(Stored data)

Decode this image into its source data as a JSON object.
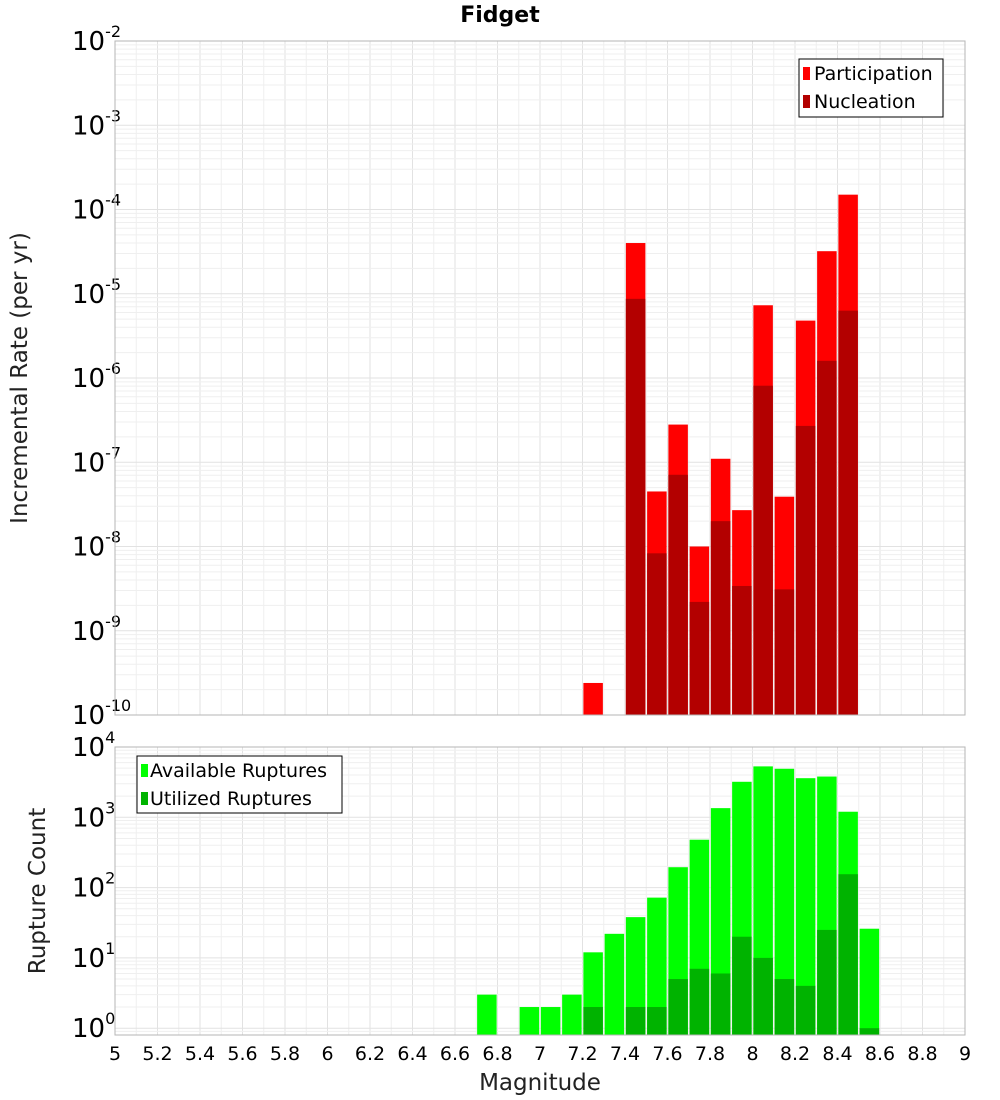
{
  "chart_data": [
    {
      "type": "bar",
      "title": "Fidget",
      "xlabel": "",
      "ylabel": "Incremental Rate (per yr)",
      "yscale": "log",
      "ylim": [
        1e-10,
        0.01
      ],
      "xlim": [
        5,
        9
      ],
      "grid": true,
      "legend_position": "top-right",
      "series": [
        {
          "name": "Participation",
          "color": "#ff0000",
          "x": [
            7.25,
            7.45,
            7.55,
            7.65,
            7.75,
            7.85,
            7.95,
            8.05,
            8.15,
            8.25,
            8.35,
            8.45
          ],
          "values": [
            2.4e-10,
            4e-05,
            4.5e-08,
            2.8e-07,
            1e-08,
            1.1e-07,
            2.7e-08,
            7.3e-06,
            3.9e-08,
            4.8e-06,
            3.2e-05,
            0.00015
          ]
        },
        {
          "name": "Nucleation",
          "color": "#b30000",
          "x": [
            7.45,
            7.55,
            7.65,
            7.75,
            7.85,
            7.95,
            8.05,
            8.15,
            8.25,
            8.35,
            8.45
          ],
          "values": [
            8.7e-06,
            8.3e-09,
            7.1e-08,
            2.2e-09,
            2e-08,
            3.4e-09,
            8.1e-07,
            3.1e-09,
            2.7e-07,
            1.6e-06,
            6.3e-06
          ]
        }
      ],
      "yticks": [
        {
          "base": "10",
          "exp": "-2"
        },
        {
          "base": "10",
          "exp": "-3"
        },
        {
          "base": "10",
          "exp": "-4"
        },
        {
          "base": "10",
          "exp": "-5"
        },
        {
          "base": "10",
          "exp": "-6"
        },
        {
          "base": "10",
          "exp": "-7"
        },
        {
          "base": "10",
          "exp": "-8"
        },
        {
          "base": "10",
          "exp": "-9"
        },
        {
          "base": "10",
          "exp": "-10"
        }
      ]
    },
    {
      "type": "bar",
      "title": "",
      "xlabel": "Magnitude",
      "ylabel": "Rupture Count",
      "yscale": "log",
      "ylim": [
        0.8,
        10000.0
      ],
      "xlim": [
        5,
        9
      ],
      "grid": true,
      "legend_position": "top-left",
      "series": [
        {
          "name": "Available Ruptures",
          "color": "#00ff00",
          "x": [
            6.75,
            6.95,
            7.05,
            7.15,
            7.25,
            7.35,
            7.45,
            7.55,
            7.65,
            7.75,
            7.85,
            7.95,
            8.05,
            8.15,
            8.25,
            8.35,
            8.45,
            8.55
          ],
          "values": [
            3,
            2,
            2,
            3,
            12,
            22,
            38,
            72,
            195,
            480,
            1350,
            3200,
            5300,
            4900,
            3600,
            3800,
            1200,
            26
          ]
        },
        {
          "name": "Utilized Ruptures",
          "color": "#00b300",
          "x": [
            7.25,
            7.45,
            7.55,
            7.65,
            7.75,
            7.85,
            7.95,
            8.05,
            8.15,
            8.25,
            8.35,
            8.45,
            8.55
          ],
          "values": [
            2,
            2,
            2,
            5,
            7,
            6,
            20,
            10,
            5,
            4,
            25,
            155,
            1
          ]
        }
      ],
      "yticks": [
        {
          "base": "10",
          "exp": "4"
        },
        {
          "base": "10",
          "exp": "3"
        },
        {
          "base": "10",
          "exp": "2"
        },
        {
          "base": "10",
          "exp": "1"
        },
        {
          "base": "10",
          "exp": "0"
        }
      ],
      "xticks": [
        "5",
        "5.2",
        "5.4",
        "5.6",
        "5.8",
        "6",
        "6.2",
        "6.4",
        "6.6",
        "6.8",
        "7",
        "7.2",
        "7.4",
        "7.6",
        "7.8",
        "8",
        "8.2",
        "8.4",
        "8.6",
        "8.8",
        "9"
      ]
    }
  ]
}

**Problem**
Reproduce the material word for word, minus the images.

**Worked solution**
Decode this image into its source data as a JSON object.
{
  "chart_data": [
    {
      "type": "bar",
      "title": "Fidget",
      "xlabel": "",
      "ylabel": "Incremental Rate (per yr)",
      "yscale": "log",
      "ylim": [
        1e-10,
        0.01
      ],
      "xlim": [
        5,
        9
      ],
      "grid": true,
      "legend_position": "top-right",
      "series": [
        {
          "name": "Participation",
          "color": "#ff0000",
          "x": [
            7.25,
            7.45,
            7.55,
            7.65,
            7.75,
            7.85,
            7.95,
            8.05,
            8.15,
            8.25,
            8.35,
            8.45
          ],
          "values": [
            2.4e-10,
            4e-05,
            4.5e-08,
            2.8e-07,
            1e-08,
            1.1e-07,
            2.7e-08,
            7.3e-06,
            3.9e-08,
            4.8e-06,
            3.2e-05,
            0.00015
          ]
        },
        {
          "name": "Nucleation",
          "color": "#b30000",
          "x": [
            7.45,
            7.55,
            7.65,
            7.75,
            7.85,
            7.95,
            8.05,
            8.15,
            8.25,
            8.35,
            8.45
          ],
          "values": [
            8.7e-06,
            8.3e-09,
            7.1e-08,
            2.2e-09,
            2e-08,
            3.4e-09,
            8.1e-07,
            3.1e-09,
            2.7e-07,
            1.6e-06,
            6.3e-06
          ]
        }
      ],
      "yticks": [
        {
          "base": "10",
          "exp": "-2"
        },
        {
          "base": "10",
          "exp": "-3"
        },
        {
          "base": "10",
          "exp": "-4"
        },
        {
          "base": "10",
          "exp": "-5"
        },
        {
          "base": "10",
          "exp": "-6"
        },
        {
          "base": "10",
          "exp": "-7"
        },
        {
          "base": "10",
          "exp": "-8"
        },
        {
          "base": "10",
          "exp": "-9"
        },
        {
          "base": "10",
          "exp": "-10"
        }
      ]
    },
    {
      "type": "bar",
      "title": "",
      "xlabel": "Magnitude",
      "ylabel": "Rupture Count",
      "yscale": "log",
      "ylim": [
        0.8,
        10000.0
      ],
      "xlim": [
        5,
        9
      ],
      "grid": true,
      "legend_position": "top-left",
      "series": [
        {
          "name": "Available Ruptures",
          "color": "#00ff00",
          "x": [
            6.75,
            6.95,
            7.05,
            7.15,
            7.25,
            7.35,
            7.45,
            7.55,
            7.65,
            7.75,
            7.85,
            7.95,
            8.05,
            8.15,
            8.25,
            8.35,
            8.45,
            8.55
          ],
          "values": [
            3,
            2,
            2,
            3,
            12,
            22,
            38,
            72,
            195,
            480,
            1350,
            3200,
            5300,
            4900,
            3600,
            3800,
            1200,
            26
          ]
        },
        {
          "name": "Utilized Ruptures",
          "color": "#00b300",
          "x": [
            7.25,
            7.45,
            7.55,
            7.65,
            7.75,
            7.85,
            7.95,
            8.05,
            8.15,
            8.25,
            8.35,
            8.45,
            8.55
          ],
          "values": [
            2,
            2,
            2,
            5,
            7,
            6,
            20,
            10,
            5,
            4,
            25,
            155,
            1
          ]
        }
      ],
      "yticks": [
        {
          "base": "10",
          "exp": "4"
        },
        {
          "base": "10",
          "exp": "3"
        },
        {
          "base": "10",
          "exp": "2"
        },
        {
          "base": "10",
          "exp": "1"
        },
        {
          "base": "10",
          "exp": "0"
        }
      ],
      "xticks": [
        "5",
        "5.2",
        "5.4",
        "5.6",
        "5.8",
        "6",
        "6.2",
        "6.4",
        "6.6",
        "6.8",
        "7",
        "7.2",
        "7.4",
        "7.6",
        "7.8",
        "8",
        "8.2",
        "8.4",
        "8.6",
        "8.8",
        "9"
      ]
    }
  ]
}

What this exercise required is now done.